[Recorded data]
================

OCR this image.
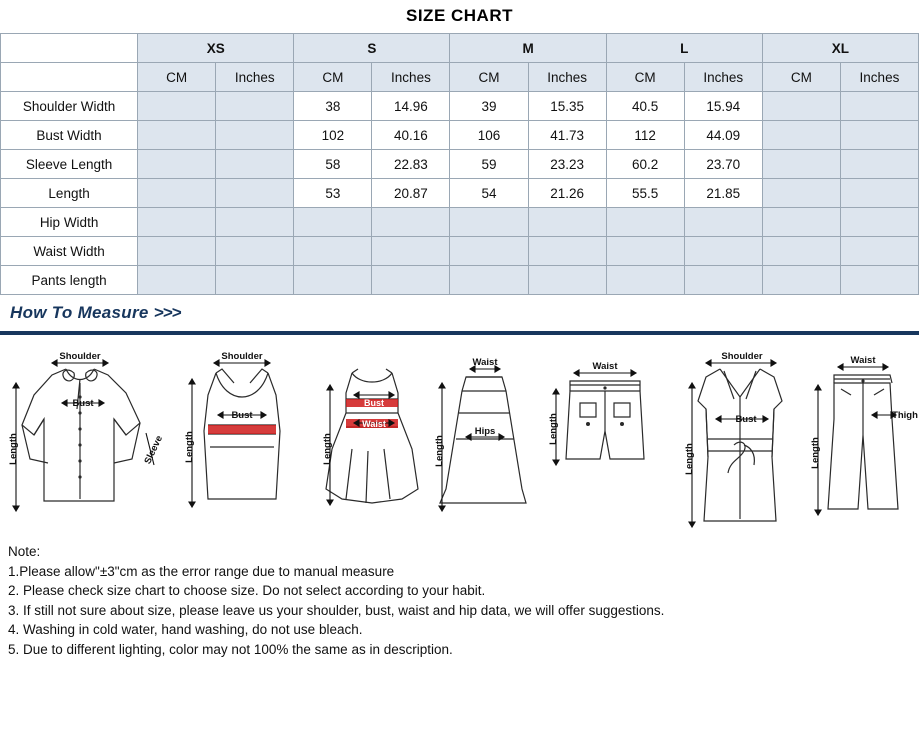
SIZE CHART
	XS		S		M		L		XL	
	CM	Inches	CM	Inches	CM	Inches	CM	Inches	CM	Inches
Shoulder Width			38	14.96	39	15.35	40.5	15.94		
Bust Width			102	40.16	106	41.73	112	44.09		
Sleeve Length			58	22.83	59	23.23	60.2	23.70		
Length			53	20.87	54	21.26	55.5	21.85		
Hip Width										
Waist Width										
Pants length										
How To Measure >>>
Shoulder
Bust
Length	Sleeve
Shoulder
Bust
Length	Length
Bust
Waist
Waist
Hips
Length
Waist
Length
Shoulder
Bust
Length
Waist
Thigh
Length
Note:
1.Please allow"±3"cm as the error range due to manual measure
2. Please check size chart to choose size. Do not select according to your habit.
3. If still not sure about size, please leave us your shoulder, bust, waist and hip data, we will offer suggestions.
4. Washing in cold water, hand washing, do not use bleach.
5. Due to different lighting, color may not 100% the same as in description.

================

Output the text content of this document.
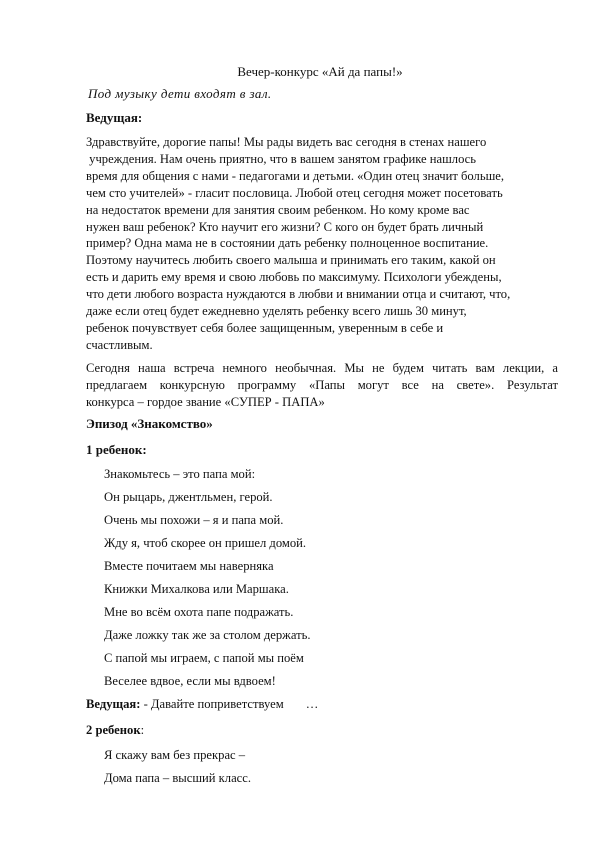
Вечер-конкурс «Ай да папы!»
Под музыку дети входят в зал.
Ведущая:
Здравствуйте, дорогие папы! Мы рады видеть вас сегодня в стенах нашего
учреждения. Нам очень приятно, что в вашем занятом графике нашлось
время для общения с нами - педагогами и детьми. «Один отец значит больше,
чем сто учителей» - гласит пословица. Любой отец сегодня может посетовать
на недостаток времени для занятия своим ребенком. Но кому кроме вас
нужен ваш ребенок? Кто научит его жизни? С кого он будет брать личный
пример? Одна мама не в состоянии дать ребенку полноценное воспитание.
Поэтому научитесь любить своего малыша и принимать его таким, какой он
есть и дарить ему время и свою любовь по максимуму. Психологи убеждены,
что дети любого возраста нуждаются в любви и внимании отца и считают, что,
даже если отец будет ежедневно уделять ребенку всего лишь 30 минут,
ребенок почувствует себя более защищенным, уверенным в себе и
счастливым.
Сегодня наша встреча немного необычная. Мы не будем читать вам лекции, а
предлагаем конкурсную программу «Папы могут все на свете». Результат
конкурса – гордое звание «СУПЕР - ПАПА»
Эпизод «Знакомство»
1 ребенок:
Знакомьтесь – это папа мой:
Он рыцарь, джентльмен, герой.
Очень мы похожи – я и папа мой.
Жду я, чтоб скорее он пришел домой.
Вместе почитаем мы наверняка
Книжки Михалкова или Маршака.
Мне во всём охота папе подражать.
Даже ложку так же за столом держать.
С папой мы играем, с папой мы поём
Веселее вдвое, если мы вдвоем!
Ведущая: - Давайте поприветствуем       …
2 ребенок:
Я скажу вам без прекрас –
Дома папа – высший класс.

================

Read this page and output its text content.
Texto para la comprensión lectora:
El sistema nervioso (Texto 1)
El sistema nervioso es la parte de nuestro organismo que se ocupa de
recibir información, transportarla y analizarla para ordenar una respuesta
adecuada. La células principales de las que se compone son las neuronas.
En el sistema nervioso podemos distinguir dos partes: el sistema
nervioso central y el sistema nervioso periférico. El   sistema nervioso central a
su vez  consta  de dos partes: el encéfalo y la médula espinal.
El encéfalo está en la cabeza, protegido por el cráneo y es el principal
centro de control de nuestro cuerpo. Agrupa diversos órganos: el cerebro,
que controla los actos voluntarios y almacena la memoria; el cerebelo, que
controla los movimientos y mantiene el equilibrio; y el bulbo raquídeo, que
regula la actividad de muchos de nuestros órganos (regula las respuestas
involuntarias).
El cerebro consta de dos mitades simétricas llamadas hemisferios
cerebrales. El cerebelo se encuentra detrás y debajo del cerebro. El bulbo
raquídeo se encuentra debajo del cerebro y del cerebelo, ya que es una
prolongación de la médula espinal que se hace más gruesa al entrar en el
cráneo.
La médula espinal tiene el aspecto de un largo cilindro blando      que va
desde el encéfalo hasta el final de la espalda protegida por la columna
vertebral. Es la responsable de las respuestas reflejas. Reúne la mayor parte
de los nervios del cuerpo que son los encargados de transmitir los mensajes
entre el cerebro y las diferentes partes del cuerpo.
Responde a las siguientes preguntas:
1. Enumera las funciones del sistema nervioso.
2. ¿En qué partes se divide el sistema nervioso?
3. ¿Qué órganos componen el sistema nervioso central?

================

▶ **Task description**
Identify all lines where the word "nervioso" shows up. Copy them.

▶ **Worked answer**
El sistema nervioso (Texto 1)
El sistema nervioso es la parte de nuestro organismo que se ocupa de
En el sistema nervioso podemos distinguir dos partes: el sistema
nervioso central y el sistema nervioso periférico. El   sistema nervioso central a
1. Enumera las funciones del sistema nervioso.
2. ¿En qué partes se divide el sistema nervioso?
3. ¿Qué órganos componen el sistema nervioso central?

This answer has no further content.